──────── Fragmento seleccionado ────────

Mundo Tradicional es una publicación dedicada al estudio de la espiritualidad de Oriente y de Occidente, especialmente de algunas de sus formas tradicionales, destacando la importancia de su mensaje y su plena actualidad a la hora de orientarse cabalmente dentro del confuso ámbito de las corrientes y modas del pensamiento moderno, tan extrañas al verdadero espíritu humano.

viernes, 19 de abril de 2013

RESEÑA A “LA PROFANATION D’ISRAËL SELON LE DROIT SACRÉ”, Ch.A. GILIS. Ed. Le turban noir, 2008, por 'Abdel Hakim

Charles André Gilis es un autor polémico, tradicionalista guenoniano en la línea del tassawuf islámico continuado por Michel Vâlsan, se centra en este trabajo en un asunto tan espinoso como actual. Se ha decidido realizar esta reseña porque el enfoque del asunto, salvando la idiosincrasia y las cuestiones más religionarias o exclusivistas, es bastante genuino e inusual; además de no existir su obra en castellano. Sirvan las citas extraídas como motivo de reflexión desde una perspectiva sagrada. 
Siempre desde una hermenéutica akbariana centrada en la noción de Derecho Sagrado, comienza Gilis este pequeño libro con unas consideraciones sobre la Ley Universal: “ante la incapacidad de los Occidentales para comprender lo que es el Derecho divino y admitir su legitimidad, (…) la noción más adecuada para hacer comprender lo que es verdaderamente el Derecho sagrado, es la de “alianza”; El hombre fue creado para Dios, es decir, iniciáticamente, para que pueda conocer-Le y el Altísimo es el único verdadero detentador del Derecho. Es Él quien determina la Ley universal y quien fija los términos de las alianzas.”  Prosigue el autor exponiendo dicha Ley como el Sanatana Dharma hindú y el Din al Islam musulmán, “Religión esencial de la que los profetas y enviados divinos tienen como misión adaptar a las sucesivas fases y a las modalidades particulares del ciclo humano”, dando lugar a “diversas formas tradicionales, como adaptaciones de esta Ley primordial”.

Si bien el judaísmo está regido por la Ley de Moisés y el Islam por la Ley de Muhammad, el cristianismo se presenta como una excepción, pues no tiene una ley sagrada que le sea propia, al haberse constituido por el abandono de la ley mosaica. Respecto a esta singularidad cristiana Gilis explica: “Hay en ello un estatuto de excepción que reposa sobre la idea de que la espiritualidad es un “superación de la ley”. Además, ese estatuto es interpretado unilateralmente como la señal de una superioridad, cuando en realidad representa una modalidad particular y una adaptación a un mundo en perdición (que prefigura el nuestro) en el que, según René Guénon, las tradiciones “existentes hasta entonces, y especialmente la greco-romana que se había hecho predominante, habían llegado a una extrema degeneración”.

──────── Filas de datos ────────

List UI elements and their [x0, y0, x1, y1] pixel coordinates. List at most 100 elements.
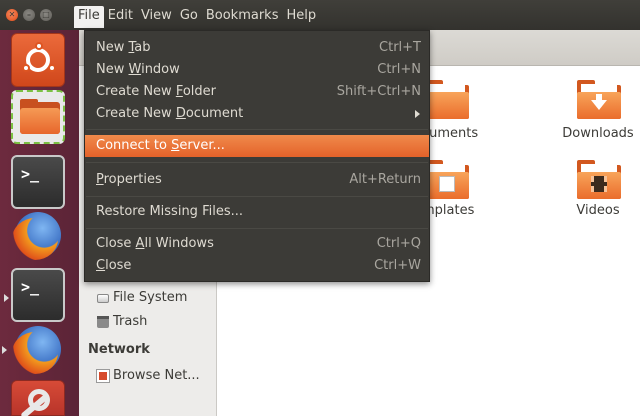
launcher-firefox-2[interactable]	[2, 322, 65, 376]
label-pre: New	[96, 40, 129, 55]
menu-file[interactable]: File	[74, 6, 104, 28]
label-post: erver...	[179, 138, 225, 153]
download-arrow-head	[591, 100, 607, 110]
label-pre: Connect to	[96, 138, 172, 153]
window-maximize-button[interactable]: □	[40, 9, 52, 21]
mnemonic: P	[96, 172, 104, 187]
logo-dot	[48, 64, 56, 72]
menu-item-create-new-document[interactable]: Create New Document	[85, 103, 429, 125]
menu-item-new-tab[interactable]: New Tab Ctrl+T	[85, 37, 429, 59]
menu-item-connect-to-server[interactable]: Connect to Server...	[85, 135, 429, 157]
sidebar-item-label: File System	[113, 290, 188, 305]
template-emblem-icon	[439, 176, 455, 192]
menu-separator	[86, 196, 428, 197]
menu-item-close-all-windows[interactable]: Close All Windows Ctrl+Q	[85, 233, 429, 255]
mnemonic: F	[175, 84, 183, 99]
close-icon: ✕	[8, 10, 16, 19]
folder-label-templates[interactable]: mplates	[422, 203, 512, 218]
menu-item-label: New Tab	[96, 40, 151, 55]
folder-templates[interactable]	[425, 160, 469, 200]
sidebar-item-trash[interactable]: Trash	[97, 314, 147, 329]
menu-item-label: New Window	[96, 62, 180, 77]
minimize-icon: –	[27, 10, 31, 19]
menu-item-close[interactable]: Close Ctrl+W	[85, 255, 429, 277]
launcher-terminal-2[interactable]: >_	[4, 268, 65, 322]
menu-separator	[86, 129, 428, 130]
menu-item-label: Close	[96, 258, 131, 273]
menu-item-label: Properties	[96, 172, 162, 187]
menu-item-label: Connect to Server...	[96, 138, 225, 153]
sidebar-item-file-system[interactable]: File System	[97, 290, 187, 305]
menu-item-label: Create New Document	[96, 106, 243, 121]
sidebar-item-label: Trash	[113, 314, 148, 329]
terminal-prompt-icon: >_	[21, 278, 40, 296]
shortcut-label: Ctrl+T	[379, 40, 421, 55]
mnemonic: W	[128, 62, 142, 77]
network-icon	[96, 368, 110, 383]
shortcut-label: Ctrl+N	[377, 62, 421, 77]
menu-item-label: Create New Folder	[96, 84, 216, 99]
label-post: ocument	[185, 106, 244, 121]
menu-bookmarks[interactable]: Bookmarks	[202, 6, 283, 28]
label-post: indow	[141, 62, 180, 77]
folder-label-videos[interactable]: Videos	[553, 203, 640, 218]
running-indicator-icon	[4, 294, 9, 302]
launcher-files[interactable]	[11, 90, 65, 144]
sidebar-item-browse-network[interactable]: Browse Net...	[96, 368, 200, 383]
menu-edit[interactable]: Edit	[104, 6, 137, 28]
label-post: ab	[134, 40, 151, 55]
shortcut-label: Alt+Return	[349, 172, 421, 187]
application-menu: File Edit View Go Bookmarks Help	[74, 6, 320, 28]
label-post: ll Windows	[144, 236, 214, 251]
file-menu-dropdown: New Tab Ctrl+T New Window Ctrl+N Create …	[84, 30, 430, 282]
drive-icon	[97, 294, 109, 303]
label-pre: Create New	[96, 84, 176, 99]
mnemonic: D	[175, 106, 186, 121]
submenu-arrow-icon	[415, 110, 420, 118]
folder-downloads[interactable]	[577, 80, 621, 120]
window-close-button[interactable]: ✕	[6, 9, 18, 21]
label-pre: Close	[96, 236, 136, 251]
sidebar-item-label: Browse Net...	[113, 368, 200, 383]
label-post: lose	[105, 258, 132, 273]
mnemonic: C	[96, 258, 106, 273]
sidebar-heading-network: Network	[88, 342, 150, 357]
menu-view[interactable]: View	[137, 6, 176, 28]
menu-item-restore-missing-files[interactable]: Restore Missing Files...	[85, 201, 429, 223]
folder-label-documents[interactable]: cuments	[422, 126, 512, 141]
label-post: older	[182, 84, 217, 99]
menu-item-properties[interactable]: Properties Alt+Return	[85, 169, 429, 191]
logo-dot	[35, 42, 43, 50]
dash-home-button[interactable]	[11, 33, 65, 87]
unity-launcher: >_ >_	[0, 30, 79, 416]
launcher-system-settings[interactable]	[11, 380, 65, 416]
shortcut-label: Ctrl+W	[374, 258, 421, 273]
menu-help[interactable]: Help	[282, 6, 320, 28]
folder-label-downloads[interactable]: Downloads	[553, 126, 640, 141]
folder-videos[interactable]	[577, 160, 621, 200]
folder-front	[425, 92, 469, 119]
maximize-icon: □	[42, 10, 50, 19]
menu-item-label: Close All Windows	[96, 236, 214, 251]
launcher-terminal[interactable]: >_	[11, 155, 65, 209]
terminal-prompt-icon: >_	[21, 165, 40, 183]
folder-documents[interactable]	[425, 80, 469, 120]
label-pre: New	[96, 62, 129, 77]
shortcut-label: Shift+Ctrl+N	[336, 84, 421, 99]
window-minimize-button[interactable]: –	[23, 9, 35, 21]
menu-go[interactable]: Go	[176, 6, 202, 28]
launcher-firefox[interactable]	[11, 208, 65, 262]
menu-item-new-window[interactable]: New Window Ctrl+N	[85, 59, 429, 81]
logo-dot	[22, 64, 30, 72]
film-icon	[591, 176, 607, 192]
running-indicator-icon	[2, 346, 7, 354]
label-pre: Create New	[96, 106, 176, 121]
firefox-icon-fox	[12, 218, 58, 260]
top-menu-bar: ✕ – □ File Edit View Go Bookmarks Help	[0, 0, 640, 30]
shortcut-label: Ctrl+Q	[376, 236, 421, 251]
trash-icon	[97, 315, 109, 328]
label-post: roperties	[103, 172, 162, 187]
menu-item-label: Restore Missing Files...	[96, 204, 243, 219]
folder-icon-front	[20, 108, 60, 134]
menu-item-create-new-folder[interactable]: Create New Folder Shift+Ctrl+N	[85, 81, 429, 103]
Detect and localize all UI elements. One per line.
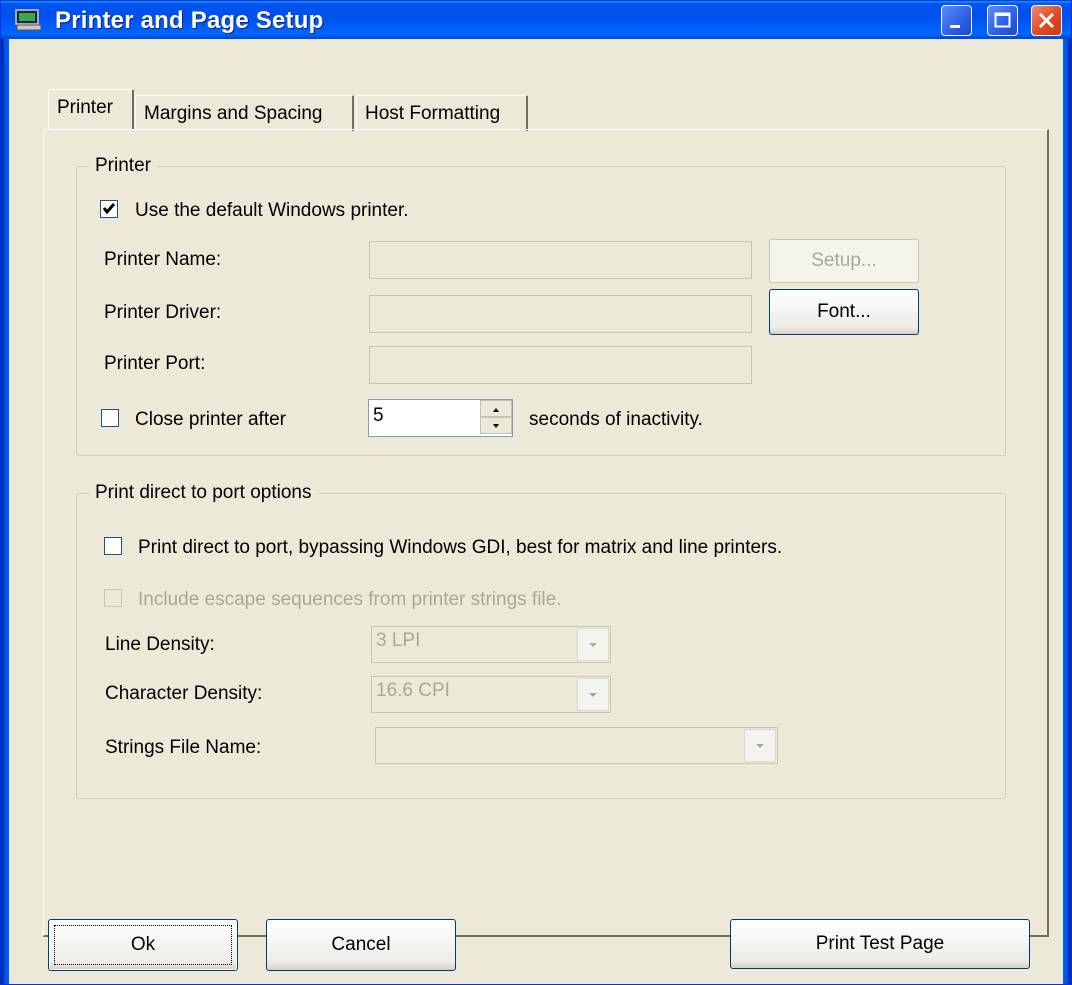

────────

**Tareas pendientes:**
1. En la reseña del libro de Gilis, ¿qué noción presenta el autor como la más adecuada para hacer comprender el Derecho sagrado?
2. Transcribe sin cambios todo lo que aparece en los registros desde la línea que contiene "322, 65, 376]" hasta la línea que contiene "106, 244, 121]", ambas incluidas.

**Soluciones:**
1. La noción de «alianza».

2.
launcher-firefox-2[interactable]	[2, 322, 65, 376]
label-pre: New	[96, 40, 129, 55]
menu-file[interactable]: File	[74, 6, 104, 28]
label-post: erver...	[179, 138, 225, 153]
download-arrow-head	[591, 100, 607, 110]
label-pre: Connect to	[96, 138, 172, 153]
window-maximize-button[interactable]: □	[40, 9, 52, 21]
mnemonic: P	[96, 172, 104, 187]
logo-dot	[48, 64, 56, 72]
menu-item-create-new-document[interactable]: Create New Document	[85, 103, 429, 125]
menu-item-new-tab[interactable]: New Tab Ctrl+T	[85, 37, 429, 59]
menu-item-connect-to-server[interactable]: Connect to Server...	[85, 135, 429, 157]
sidebar-item-label: File System	[113, 290, 188, 305]
template-emblem-icon	[439, 176, 455, 192]
menu-separator	[86, 196, 428, 197]
menu-item-close-all-windows[interactable]: Close All Windows Ctrl+Q	[85, 233, 429, 255]
mnemonic: F	[175, 84, 183, 99]
close-icon: ✕	[8, 10, 16, 19]
folder-label-templates[interactable]: mplates	[422, 203, 512, 218]
menu-item-label: New Tab	[96, 40, 151, 55]
folder-templates[interactable]	[425, 160, 469, 200]
sidebar-item-trash[interactable]: Trash	[97, 314, 147, 329]
menu-item-label: New Window	[96, 62, 180, 77]
minimize-icon: –	[27, 10, 31, 19]
menu-item-close[interactable]: Close Ctrl+W	[85, 255, 429, 277]
launcher-terminal-2[interactable]: >_	[4, 268, 65, 322]
menu-separator	[86, 129, 428, 130]
menu-item-label: Close	[96, 258, 131, 273]
menu-item-label: Properties	[96, 172, 162, 187]
menu-item-label: Connect to Server...	[96, 138, 225, 153]
sidebar-item-file-system[interactable]: File System	[97, 290, 187, 305]
menu-item-label: Create New Document	[96, 106, 243, 121]
sidebar-item-label: Trash	[113, 314, 148, 329]
terminal-prompt-icon: >_	[21, 278, 40, 296]
shortcut-label: Ctrl+T	[379, 40, 421, 55]
mnemonic: W	[128, 62, 142, 77]
network-icon	[96, 368, 110, 383]
shortcut-label: Ctrl+N	[377, 62, 421, 77]
menu-item-label: Create New Folder	[96, 84, 216, 99]
label-post: ocument	[185, 106, 244, 121]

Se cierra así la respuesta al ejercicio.